→ **WHAT THE EXERCISE ASKS**:
Lines containing the word "xlabel" are to be located and copied.

[start]

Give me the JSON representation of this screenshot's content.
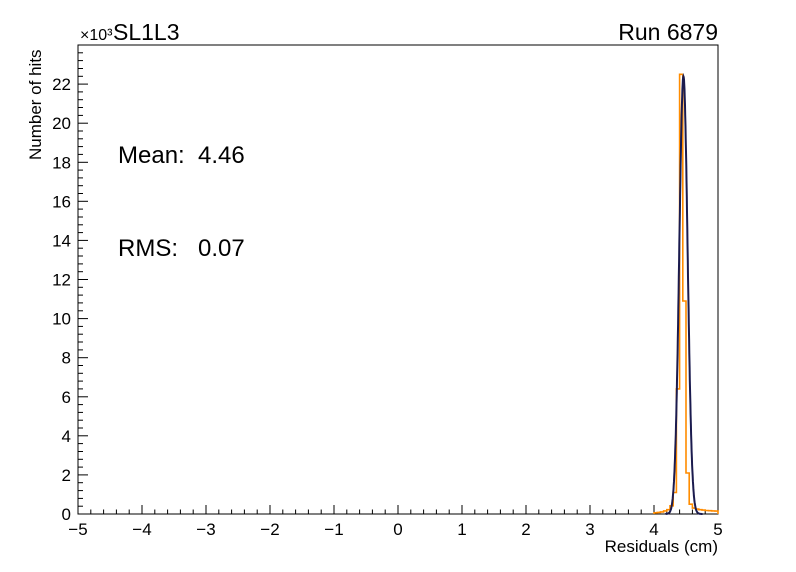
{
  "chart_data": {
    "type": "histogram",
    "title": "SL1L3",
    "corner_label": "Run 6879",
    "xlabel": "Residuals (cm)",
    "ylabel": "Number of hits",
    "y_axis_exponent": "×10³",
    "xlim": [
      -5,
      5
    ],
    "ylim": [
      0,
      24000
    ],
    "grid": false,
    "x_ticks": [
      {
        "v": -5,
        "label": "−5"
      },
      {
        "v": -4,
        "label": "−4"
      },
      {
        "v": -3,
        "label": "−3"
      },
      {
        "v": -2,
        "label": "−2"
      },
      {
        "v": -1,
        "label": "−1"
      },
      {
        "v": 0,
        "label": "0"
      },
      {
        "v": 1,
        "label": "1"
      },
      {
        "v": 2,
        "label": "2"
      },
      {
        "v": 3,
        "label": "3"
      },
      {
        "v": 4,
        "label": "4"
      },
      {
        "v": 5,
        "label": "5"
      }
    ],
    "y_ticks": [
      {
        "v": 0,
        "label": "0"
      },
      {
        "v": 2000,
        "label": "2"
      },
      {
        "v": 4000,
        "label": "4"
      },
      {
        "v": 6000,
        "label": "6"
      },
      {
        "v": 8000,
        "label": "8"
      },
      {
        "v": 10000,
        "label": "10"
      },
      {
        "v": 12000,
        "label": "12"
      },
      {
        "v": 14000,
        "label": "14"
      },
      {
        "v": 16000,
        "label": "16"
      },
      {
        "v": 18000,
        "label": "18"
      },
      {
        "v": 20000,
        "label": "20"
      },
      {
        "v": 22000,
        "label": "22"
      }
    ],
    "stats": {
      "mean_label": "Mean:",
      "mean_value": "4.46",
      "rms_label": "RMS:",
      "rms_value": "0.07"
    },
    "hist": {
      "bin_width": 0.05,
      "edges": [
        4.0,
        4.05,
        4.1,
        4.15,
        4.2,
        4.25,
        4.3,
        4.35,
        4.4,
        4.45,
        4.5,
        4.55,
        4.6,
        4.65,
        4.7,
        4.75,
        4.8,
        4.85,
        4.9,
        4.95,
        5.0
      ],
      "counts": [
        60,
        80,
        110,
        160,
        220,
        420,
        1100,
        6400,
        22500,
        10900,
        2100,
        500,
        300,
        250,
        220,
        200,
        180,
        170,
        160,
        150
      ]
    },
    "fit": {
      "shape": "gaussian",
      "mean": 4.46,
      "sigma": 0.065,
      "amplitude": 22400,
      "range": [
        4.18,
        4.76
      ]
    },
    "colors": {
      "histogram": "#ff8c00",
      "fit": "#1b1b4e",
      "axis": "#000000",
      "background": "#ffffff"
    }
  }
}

[end]
[start]

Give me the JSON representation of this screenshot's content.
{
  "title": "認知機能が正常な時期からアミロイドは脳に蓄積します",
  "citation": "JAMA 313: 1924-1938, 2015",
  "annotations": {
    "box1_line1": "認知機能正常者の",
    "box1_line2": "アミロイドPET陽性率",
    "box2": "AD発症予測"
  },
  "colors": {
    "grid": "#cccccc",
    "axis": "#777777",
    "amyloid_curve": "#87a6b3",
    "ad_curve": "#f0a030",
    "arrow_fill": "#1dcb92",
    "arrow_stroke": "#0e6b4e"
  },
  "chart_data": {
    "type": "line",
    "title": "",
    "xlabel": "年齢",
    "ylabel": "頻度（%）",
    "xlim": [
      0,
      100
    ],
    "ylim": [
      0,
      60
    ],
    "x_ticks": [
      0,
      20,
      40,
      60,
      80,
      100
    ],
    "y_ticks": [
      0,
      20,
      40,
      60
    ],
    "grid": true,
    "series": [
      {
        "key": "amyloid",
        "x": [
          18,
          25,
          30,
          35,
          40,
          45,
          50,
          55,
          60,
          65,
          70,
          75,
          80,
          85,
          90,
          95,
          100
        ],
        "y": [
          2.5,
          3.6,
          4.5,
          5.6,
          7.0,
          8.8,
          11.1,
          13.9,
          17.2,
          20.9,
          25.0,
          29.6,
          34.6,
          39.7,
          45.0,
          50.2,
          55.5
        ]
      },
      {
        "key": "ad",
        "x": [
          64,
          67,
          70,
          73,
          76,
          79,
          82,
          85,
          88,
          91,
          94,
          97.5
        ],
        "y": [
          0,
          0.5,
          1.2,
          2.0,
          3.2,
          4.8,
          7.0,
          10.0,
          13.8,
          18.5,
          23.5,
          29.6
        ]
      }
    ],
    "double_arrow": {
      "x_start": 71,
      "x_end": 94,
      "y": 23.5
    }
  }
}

[end]
[start]

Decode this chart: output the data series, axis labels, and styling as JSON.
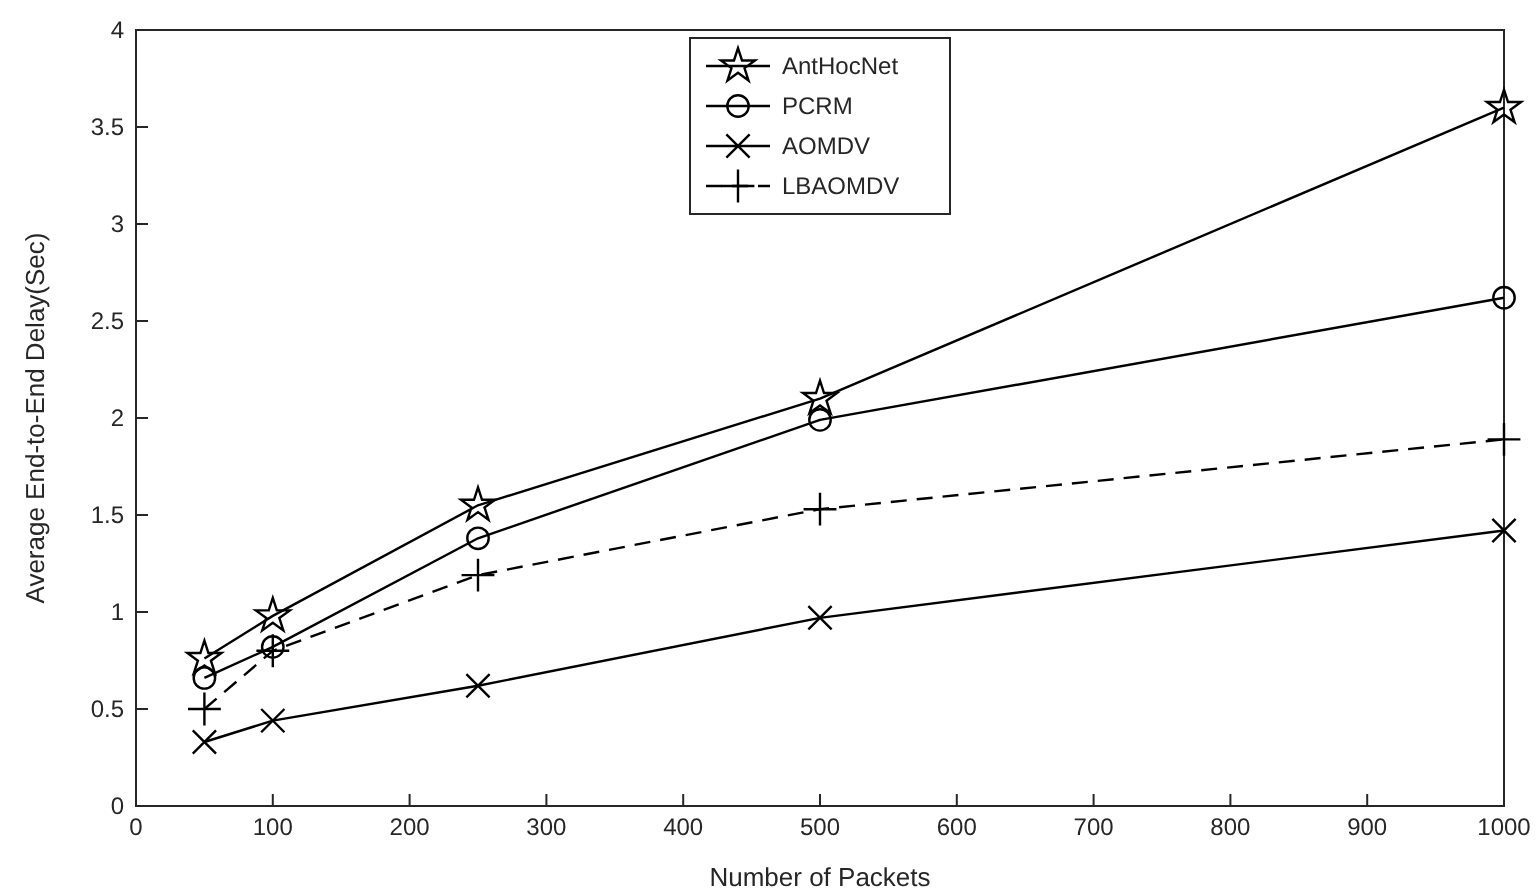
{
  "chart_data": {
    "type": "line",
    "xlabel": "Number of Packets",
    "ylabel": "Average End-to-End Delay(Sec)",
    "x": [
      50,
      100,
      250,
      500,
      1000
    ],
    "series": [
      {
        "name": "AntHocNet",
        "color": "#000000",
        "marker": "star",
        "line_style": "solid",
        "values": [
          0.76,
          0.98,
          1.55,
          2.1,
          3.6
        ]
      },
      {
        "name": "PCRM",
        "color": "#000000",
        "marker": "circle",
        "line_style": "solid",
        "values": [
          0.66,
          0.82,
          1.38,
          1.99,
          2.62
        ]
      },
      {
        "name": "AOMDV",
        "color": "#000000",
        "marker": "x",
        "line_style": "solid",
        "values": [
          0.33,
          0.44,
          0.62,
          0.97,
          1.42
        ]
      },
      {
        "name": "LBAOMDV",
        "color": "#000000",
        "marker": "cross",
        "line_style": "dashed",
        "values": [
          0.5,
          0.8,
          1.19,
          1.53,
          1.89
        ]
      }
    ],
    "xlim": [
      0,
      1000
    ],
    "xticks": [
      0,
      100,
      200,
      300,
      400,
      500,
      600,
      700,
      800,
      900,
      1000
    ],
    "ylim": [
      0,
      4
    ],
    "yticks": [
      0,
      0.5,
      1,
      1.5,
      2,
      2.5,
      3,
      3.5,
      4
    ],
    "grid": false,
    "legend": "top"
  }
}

[end]

→ **EXERCISE OUTPUT**:
    "xlabel": "Residuals (cm)",
    "xlabel": "年齢",
    "xlabel": "Number of Packets",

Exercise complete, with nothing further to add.